→ SET PROBLEM
Omit every picture and write out the rest of the records exactly.

→ EXTRACTED RECORDS

* * * *

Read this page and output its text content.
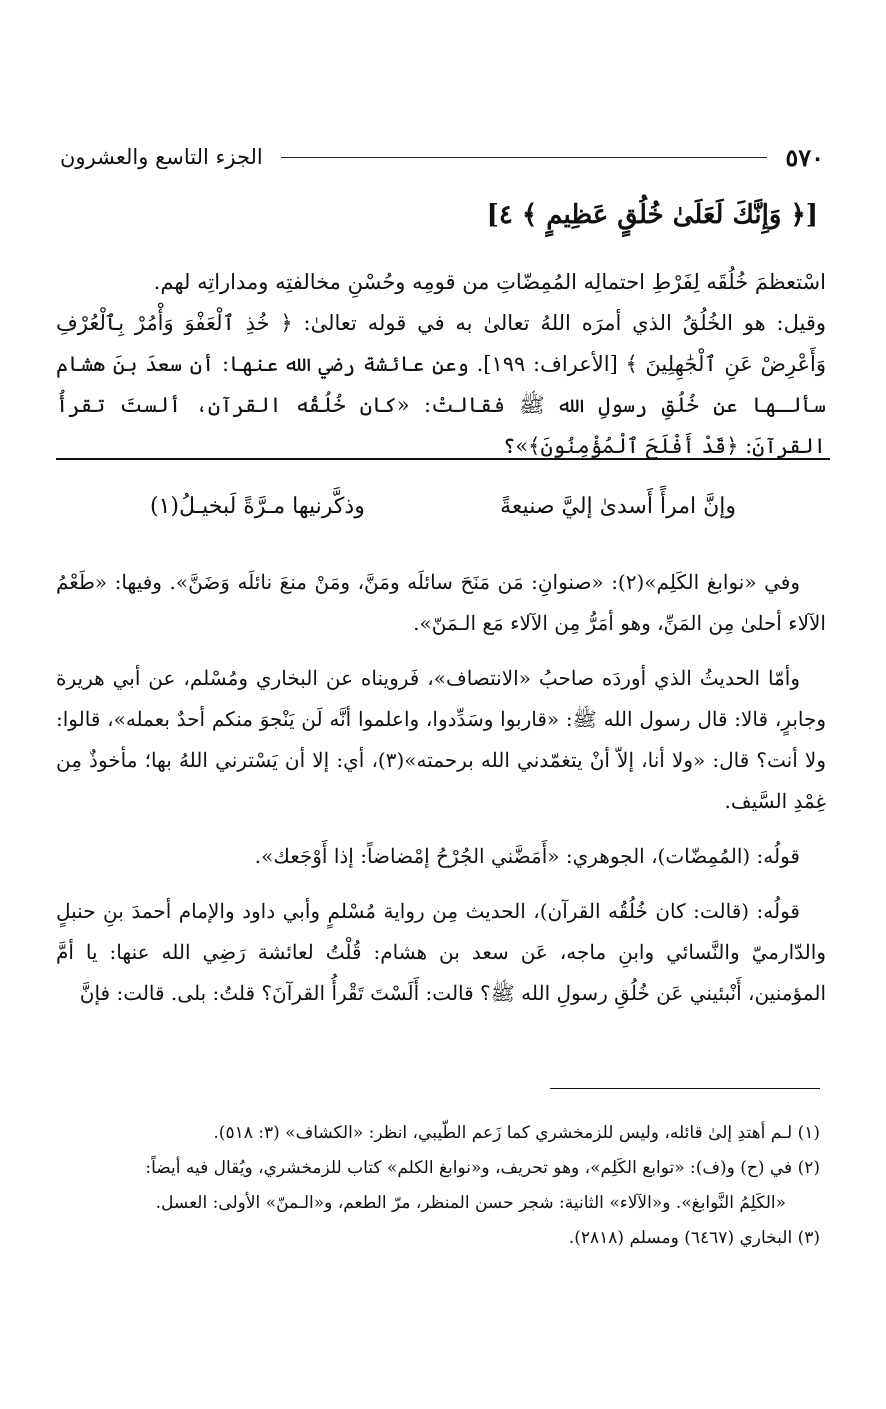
الجزء التاسع والعشرون	٥٧٠
[﴿ وَإِنَّكَ لَعَلَىٰ خُلُقٍ عَظِيمٍ ﴾ ٤]

اسْتعظمَ خُلُقَه لِفَرْطِ احتمالِه المُمِضّاتِ من قومِه وحُسْنِ مخالفتِه ومداراتِه لهم.

وقيل: هو الخُلُقُ الذي أمرَه اللهُ تعالىٰ به في قوله تعالىٰ: ﴿ خُذِ ٱلْعَفْوَ وَأْمُرْ بِٱلْعُرْفِ وَأَعْرِضْ عَنِ ٱلْجَٰهِلِينَ ﴾ [الأعراف: ١٩٩]. وعن عائشة رضي الله عنها: أن سعدَ بنَ هشام سألـها عن خُلُقِ رسولِ الله ﷺ فقالتْ: «كان خُلُقُه القرآن، ألستَ تقرأُ القرآنَ: ﴿قَدْ أَفْلَحَ ٱلْمُؤْمِنُونَ﴾»؟

وإنَّ امرأً أَسدىٰ إليَّ صنيعةً
وذكَّرنيها مـرَّةً لَبخيـلُ(١)

وفي «نوابغ الكَلِم»(٢): «صنوانِ: مَن مَنَحَ سائلَه ومَنَّ، ومَنْ منعَ نائلَه وَضَنَّ». وفيها: «طَعْمُ الآلاء أحلىٰ مِن المَنِّ، وهو أمَرُّ مِن الآلاء مَع الـمَنّ».

وأمّا الحديثُ الذي أوردَه صاحبُ «الانتصاف»، فَرويناه عن البخاري ومُسْلم، عن أبي هريرة وجابرٍ، قالا: قال رسول الله ﷺ: «قاربوا وسَدِّدوا، واعلموا أنَّه لَن يَنْجوَ منكم أحدٌ بعمله»، قالوا: ولا أنت؟ قال: «ولا أنا، إلاّ أنْ يتغمّدني الله برحمته»(٣)، أي: إلا أن يَسْترني اللهُ بها؛ مأخوذٌ مِن غِمْدِ السَّيف.

قولُه: (المُمِضّات)، الجوهري: «أَمَضَّني الجُرْحُ إمْضاضاً: إذا أَوْجَعك».

قولُه: (قالت: كان خُلُقُه القرآن)، الحديث مِن رواية مُسْلمٍ وأبي داود والإمام أحمدَ بنِ حنبلٍ والدّارميّ والنَّسائي وابنِ ماجه، عَن سعد بن هشام: قُلْتُ لعائشة رَضِي الله عنها: يا أمَّ المؤمنين، أَنْبئيني عَن خُلُقِ رسولِ الله ﷺ؟ قالت: أَلَسْتَ تَقْرأُ القرآنَ؟ قلتُ: بلى. قالت: فإنَّ

(١) لـم أهتدِ إلىٰ قائله، وليس للزمخشري كما زَعم الطّيبي، انظر: «الكشاف» (٣: ٥١٨).

(٢) في (ح) و(ف): «توابع الكَلِم»، وهو تحريف، و«نوابغ الكلم» كتاب للزمخشري، ويُقال فيه أيضاً:

«الكَلِمُ النَّوابغ». و«الآلاء» الثانية: شجر حسن المنظر، مرّ الطعم، و«الـمنّ» الأولى: العسل.

(٣) البخاري (٦٤٦٧) ومسلم (٢٨١٨).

* * * *

→ ANSWER TO THE PROBLEM
Read this page and output its text content.
الجزء التاسع والعشرون	٥٧٠
[﴿ وَإِنَّكَ لَعَلَىٰ خُلُقٍ عَظِيمٍ ﴾ ٤]

اسْتعظمَ خُلُقَه لِفَرْطِ احتمالِه المُمِضّاتِ من قومِه وحُسْنِ مخالفتِه ومداراتِه لهم.

وقيل: هو الخُلُقُ الذي أمرَه اللهُ تعالىٰ به في قوله تعالىٰ: ﴿ خُذِ ٱلْعَفْوَ وَأْمُرْ بِٱلْعُرْفِ وَأَعْرِضْ عَنِ ٱلْجَٰهِلِينَ ﴾ [الأعراف: ١٩٩]. وعن عائشة رضي الله عنها: أن سعدَ بنَ هشام سألـها عن خُلُقِ رسولِ الله ﷺ فقالتْ: «كان خُلُقُه القرآن، ألستَ تقرأُ القرآنَ: ﴿قَدْ أَفْلَحَ ٱلْمُؤْمِنُونَ﴾»؟

وإنَّ امرأً أَسدىٰ إليَّ صنيعةً
وذكَّرنيها مـرَّةً لَبخيـلُ(١)

وفي «نوابغ الكَلِم»(٢): «صنوانِ: مَن مَنَحَ سائلَه ومَنَّ، ومَنْ منعَ نائلَه وَضَنَّ». وفيها: «طَعْمُ الآلاء أحلىٰ مِن المَنِّ، وهو أمَرُّ مِن الآلاء مَع الـمَنّ».

وأمّا الحديثُ الذي أوردَه صاحبُ «الانتصاف»، فَرويناه عن البخاري ومُسْلم، عن أبي هريرة وجابرٍ، قالا: قال رسول الله ﷺ: «قاربوا وسَدِّدوا، واعلموا أنَّه لَن يَنْجوَ منكم أحدٌ بعمله»، قالوا: ولا أنت؟ قال: «ولا أنا، إلاّ أنْ يتغمّدني الله برحمته»(٣)، أي: إلا أن يَسْترني اللهُ بها؛ مأخوذٌ مِن غِمْدِ السَّيف.

قولُه: (المُمِضّات)، الجوهري: «أَمَضَّني الجُرْحُ إمْضاضاً: إذا أَوْجَعك».

قولُه: (قالت: كان خُلُقُه القرآن)، الحديث مِن رواية مُسْلمٍ وأبي داود والإمام أحمدَ بنِ حنبلٍ والدّارميّ والنَّسائي وابنِ ماجه، عَن سعد بن هشام: قُلْتُ لعائشة رَضِي الله عنها: يا أمَّ المؤمنين، أَنْبئيني عَن خُلُقِ رسولِ الله ﷺ؟ قالت: أَلَسْتَ تَقْرأُ القرآنَ؟ قلتُ: بلى. قالت: فإنَّ

(١) لـم أهتدِ إلىٰ قائله، وليس للزمخشري كما زَعم الطّيبي، انظر: «الكشاف» (٣: ٥١٨).

(٢) في (ح) و(ف): «توابع الكَلِم»، وهو تحريف، و«نوابغ الكلم» كتاب للزمخشري، ويُقال فيه أيضاً:

«الكَلِمُ النَّوابغ». و«الآلاء» الثانية: شجر حسن المنظر، مرّ الطعم، و«الـمنّ» الأولى: العسل.

(٣) البخاري (٦٤٦٧) ومسلم (٢٨١٨).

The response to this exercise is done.